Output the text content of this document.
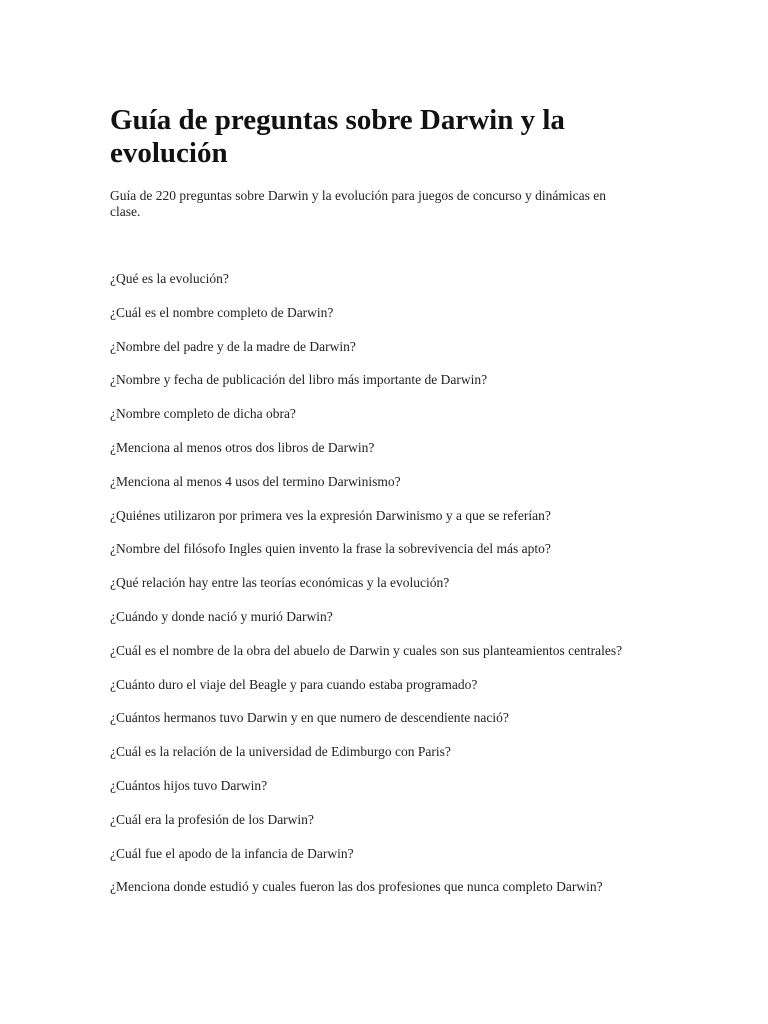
Guía de preguntas sobre Darwin y la evolución

Guía de 220 preguntas sobre Darwin y la evolución para juegos de concurso y dinámicas en clase.

¿Qué es la evolución?
¿Cuál es el nombre completo de Darwin?
¿Nombre del padre y de la madre de Darwin?
¿Nombre y fecha de publicación del libro más importante de Darwin?
¿Nombre completo de dicha obra?
¿Menciona al menos otros dos libros de Darwin?
¿Menciona al menos 4 usos del termino Darwinismo?
¿Quiénes utilizaron por primera ves la expresión Darwinismo y a que se referían?
¿Nombre del filósofo Ingles quien invento la frase la sobrevivencia del más apto?
¿Qué relación hay entre las teorías económicas y la evolución?
¿Cuándo y donde nació y murió Darwin?
¿Cuál es el nombre de la obra del abuelo de Darwin y cuales son sus planteamientos centrales?
¿Cuánto duro el viaje del Beagle y para cuando estaba programado?
¿Cuántos hermanos tuvo Darwin y en que numero de descendiente nació?
¿Cuál es la relación de la universidad de Edimburgo con Paris?
¿Cuántos hijos tuvo Darwin?
¿Cuál era la profesión de los Darwin?
¿Cuál fue el apodo de la infancia de Darwin?
¿Menciona donde estudió y cuales fueron las dos profesiones que nunca completo Darwin?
----
Pick out every line of the listing containing the word "Cuál", and show those lines.

The response:
¿Cuál es el nombre completo de Darwin?
¿Cuál es el nombre de la obra del abuelo de Darwin y cuales son sus planteamientos centrales?
¿Cuál es la relación de la universidad de Edimburgo con Paris?
¿Cuál era la profesión de los Darwin?
¿Cuál fue el apodo de la infancia de Darwin?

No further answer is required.